── INFORMATION SHOWN ──
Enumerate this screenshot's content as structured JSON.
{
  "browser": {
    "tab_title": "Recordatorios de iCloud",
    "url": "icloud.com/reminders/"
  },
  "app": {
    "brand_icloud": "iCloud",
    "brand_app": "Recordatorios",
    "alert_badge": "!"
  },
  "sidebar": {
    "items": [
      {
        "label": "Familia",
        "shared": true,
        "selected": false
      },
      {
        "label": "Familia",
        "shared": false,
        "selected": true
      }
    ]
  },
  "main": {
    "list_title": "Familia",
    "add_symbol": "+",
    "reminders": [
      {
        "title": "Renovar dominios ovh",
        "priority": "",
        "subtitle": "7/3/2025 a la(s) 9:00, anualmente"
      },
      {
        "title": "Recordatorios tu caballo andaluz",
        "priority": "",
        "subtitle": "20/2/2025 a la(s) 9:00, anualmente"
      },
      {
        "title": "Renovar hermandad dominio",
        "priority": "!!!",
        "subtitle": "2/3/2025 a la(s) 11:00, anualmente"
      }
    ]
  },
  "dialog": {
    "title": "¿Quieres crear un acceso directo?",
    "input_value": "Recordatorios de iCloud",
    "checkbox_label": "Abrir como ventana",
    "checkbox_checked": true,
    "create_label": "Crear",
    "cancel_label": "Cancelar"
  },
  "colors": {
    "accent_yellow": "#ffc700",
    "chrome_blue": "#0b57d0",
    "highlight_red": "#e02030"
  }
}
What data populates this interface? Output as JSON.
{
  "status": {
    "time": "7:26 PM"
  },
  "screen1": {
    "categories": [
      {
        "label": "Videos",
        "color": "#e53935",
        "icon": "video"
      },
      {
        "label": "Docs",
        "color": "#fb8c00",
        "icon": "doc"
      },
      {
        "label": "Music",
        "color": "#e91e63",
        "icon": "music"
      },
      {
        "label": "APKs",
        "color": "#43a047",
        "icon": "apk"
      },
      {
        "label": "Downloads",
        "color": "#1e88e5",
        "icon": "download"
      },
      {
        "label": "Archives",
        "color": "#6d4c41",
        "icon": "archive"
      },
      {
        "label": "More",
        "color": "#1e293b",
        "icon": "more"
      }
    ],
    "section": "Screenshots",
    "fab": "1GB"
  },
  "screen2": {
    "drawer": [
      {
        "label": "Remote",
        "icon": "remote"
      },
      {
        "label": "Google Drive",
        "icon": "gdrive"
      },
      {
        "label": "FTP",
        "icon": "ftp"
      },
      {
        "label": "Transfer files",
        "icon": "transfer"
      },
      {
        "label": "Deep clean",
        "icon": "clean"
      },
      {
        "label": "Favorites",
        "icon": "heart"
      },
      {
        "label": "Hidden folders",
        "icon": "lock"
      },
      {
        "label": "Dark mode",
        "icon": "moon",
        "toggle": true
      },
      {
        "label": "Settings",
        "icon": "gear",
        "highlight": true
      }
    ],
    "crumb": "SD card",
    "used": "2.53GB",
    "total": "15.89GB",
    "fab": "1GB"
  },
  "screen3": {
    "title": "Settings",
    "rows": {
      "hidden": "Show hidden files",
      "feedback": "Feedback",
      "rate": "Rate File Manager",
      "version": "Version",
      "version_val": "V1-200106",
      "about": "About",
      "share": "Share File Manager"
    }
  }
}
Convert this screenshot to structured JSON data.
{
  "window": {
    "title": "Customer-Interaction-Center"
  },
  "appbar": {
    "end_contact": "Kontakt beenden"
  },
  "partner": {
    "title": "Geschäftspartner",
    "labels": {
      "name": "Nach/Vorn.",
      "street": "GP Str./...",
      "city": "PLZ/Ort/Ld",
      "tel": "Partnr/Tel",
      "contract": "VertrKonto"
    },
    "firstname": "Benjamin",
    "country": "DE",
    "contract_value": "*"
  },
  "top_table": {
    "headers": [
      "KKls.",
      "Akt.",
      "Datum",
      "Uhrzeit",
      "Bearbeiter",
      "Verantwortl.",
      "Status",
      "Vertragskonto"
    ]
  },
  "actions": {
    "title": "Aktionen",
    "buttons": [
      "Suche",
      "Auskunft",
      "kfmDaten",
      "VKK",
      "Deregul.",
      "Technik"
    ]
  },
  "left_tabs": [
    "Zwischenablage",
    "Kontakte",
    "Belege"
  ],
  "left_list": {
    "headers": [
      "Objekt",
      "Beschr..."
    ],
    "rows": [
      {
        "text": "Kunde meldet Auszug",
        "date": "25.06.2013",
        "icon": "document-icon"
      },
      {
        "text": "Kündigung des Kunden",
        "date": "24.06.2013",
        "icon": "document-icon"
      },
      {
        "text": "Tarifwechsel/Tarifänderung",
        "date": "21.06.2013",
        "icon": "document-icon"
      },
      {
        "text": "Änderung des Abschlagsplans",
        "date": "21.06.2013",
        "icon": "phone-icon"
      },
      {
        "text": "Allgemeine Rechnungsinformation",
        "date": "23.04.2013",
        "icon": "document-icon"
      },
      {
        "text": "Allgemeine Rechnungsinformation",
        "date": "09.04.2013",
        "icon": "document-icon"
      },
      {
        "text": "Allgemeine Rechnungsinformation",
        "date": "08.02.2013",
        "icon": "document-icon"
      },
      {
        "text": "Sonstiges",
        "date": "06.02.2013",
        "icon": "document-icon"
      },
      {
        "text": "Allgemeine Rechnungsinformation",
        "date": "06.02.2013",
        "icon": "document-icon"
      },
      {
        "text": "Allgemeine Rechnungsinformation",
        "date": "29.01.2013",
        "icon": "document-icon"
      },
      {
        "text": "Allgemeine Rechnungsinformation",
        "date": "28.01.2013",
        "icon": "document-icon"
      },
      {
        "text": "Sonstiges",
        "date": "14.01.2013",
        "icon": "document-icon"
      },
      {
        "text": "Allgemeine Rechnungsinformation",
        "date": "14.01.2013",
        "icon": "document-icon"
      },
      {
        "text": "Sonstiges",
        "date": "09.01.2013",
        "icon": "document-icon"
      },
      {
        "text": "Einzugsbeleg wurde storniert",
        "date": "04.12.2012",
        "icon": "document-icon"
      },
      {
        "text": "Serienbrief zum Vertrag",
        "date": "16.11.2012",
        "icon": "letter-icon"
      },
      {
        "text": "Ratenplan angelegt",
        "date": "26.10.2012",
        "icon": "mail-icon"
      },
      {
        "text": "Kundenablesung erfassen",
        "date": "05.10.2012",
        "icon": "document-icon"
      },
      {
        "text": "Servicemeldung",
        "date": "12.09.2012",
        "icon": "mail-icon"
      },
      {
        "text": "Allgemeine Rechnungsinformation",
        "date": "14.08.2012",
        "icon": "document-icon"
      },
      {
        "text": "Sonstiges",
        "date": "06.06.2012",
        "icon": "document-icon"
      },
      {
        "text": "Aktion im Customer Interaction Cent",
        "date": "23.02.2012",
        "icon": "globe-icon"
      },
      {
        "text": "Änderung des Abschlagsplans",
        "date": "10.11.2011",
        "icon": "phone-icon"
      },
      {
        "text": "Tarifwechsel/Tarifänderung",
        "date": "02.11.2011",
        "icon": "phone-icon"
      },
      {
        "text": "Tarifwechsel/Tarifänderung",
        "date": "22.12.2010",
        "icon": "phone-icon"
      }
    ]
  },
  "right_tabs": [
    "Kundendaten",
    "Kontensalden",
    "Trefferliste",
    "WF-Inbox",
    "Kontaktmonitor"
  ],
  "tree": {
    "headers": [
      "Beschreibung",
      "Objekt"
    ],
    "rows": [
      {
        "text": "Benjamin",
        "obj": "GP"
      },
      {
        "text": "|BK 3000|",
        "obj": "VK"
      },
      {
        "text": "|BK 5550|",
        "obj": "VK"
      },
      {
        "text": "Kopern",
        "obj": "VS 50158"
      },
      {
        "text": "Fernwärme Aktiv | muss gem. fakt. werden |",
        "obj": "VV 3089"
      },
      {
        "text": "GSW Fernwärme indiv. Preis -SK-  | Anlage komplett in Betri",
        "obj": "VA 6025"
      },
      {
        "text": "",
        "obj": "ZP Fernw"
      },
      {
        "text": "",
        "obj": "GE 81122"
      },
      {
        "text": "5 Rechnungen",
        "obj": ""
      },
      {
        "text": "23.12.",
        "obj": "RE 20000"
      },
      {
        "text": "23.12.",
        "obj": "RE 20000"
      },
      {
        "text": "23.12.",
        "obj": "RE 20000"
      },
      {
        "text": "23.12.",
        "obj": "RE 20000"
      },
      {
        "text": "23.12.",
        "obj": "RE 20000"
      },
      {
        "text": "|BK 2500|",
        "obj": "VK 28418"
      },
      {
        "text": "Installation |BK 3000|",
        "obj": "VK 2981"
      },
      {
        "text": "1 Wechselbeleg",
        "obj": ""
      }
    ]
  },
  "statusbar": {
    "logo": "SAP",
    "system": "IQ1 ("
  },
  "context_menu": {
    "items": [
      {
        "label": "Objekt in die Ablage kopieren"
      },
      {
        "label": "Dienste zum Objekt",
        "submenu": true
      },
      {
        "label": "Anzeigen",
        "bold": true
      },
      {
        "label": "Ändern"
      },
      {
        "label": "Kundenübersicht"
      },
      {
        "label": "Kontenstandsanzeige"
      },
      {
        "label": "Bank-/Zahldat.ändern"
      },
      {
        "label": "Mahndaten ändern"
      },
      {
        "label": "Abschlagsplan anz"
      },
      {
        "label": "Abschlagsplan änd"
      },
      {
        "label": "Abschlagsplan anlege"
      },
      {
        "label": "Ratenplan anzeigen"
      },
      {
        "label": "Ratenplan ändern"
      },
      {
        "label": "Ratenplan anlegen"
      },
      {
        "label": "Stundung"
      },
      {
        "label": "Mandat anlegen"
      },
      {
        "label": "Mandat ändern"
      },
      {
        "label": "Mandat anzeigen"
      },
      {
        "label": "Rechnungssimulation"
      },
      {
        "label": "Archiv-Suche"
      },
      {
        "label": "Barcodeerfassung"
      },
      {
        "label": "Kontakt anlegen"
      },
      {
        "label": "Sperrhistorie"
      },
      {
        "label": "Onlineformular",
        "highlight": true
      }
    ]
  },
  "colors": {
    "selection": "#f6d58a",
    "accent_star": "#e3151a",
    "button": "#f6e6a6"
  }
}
───
*DIRECTIONS*
Tally up the lines of the listing containing the word "reminders". Give only the total.

*FULL RESPONSE*
2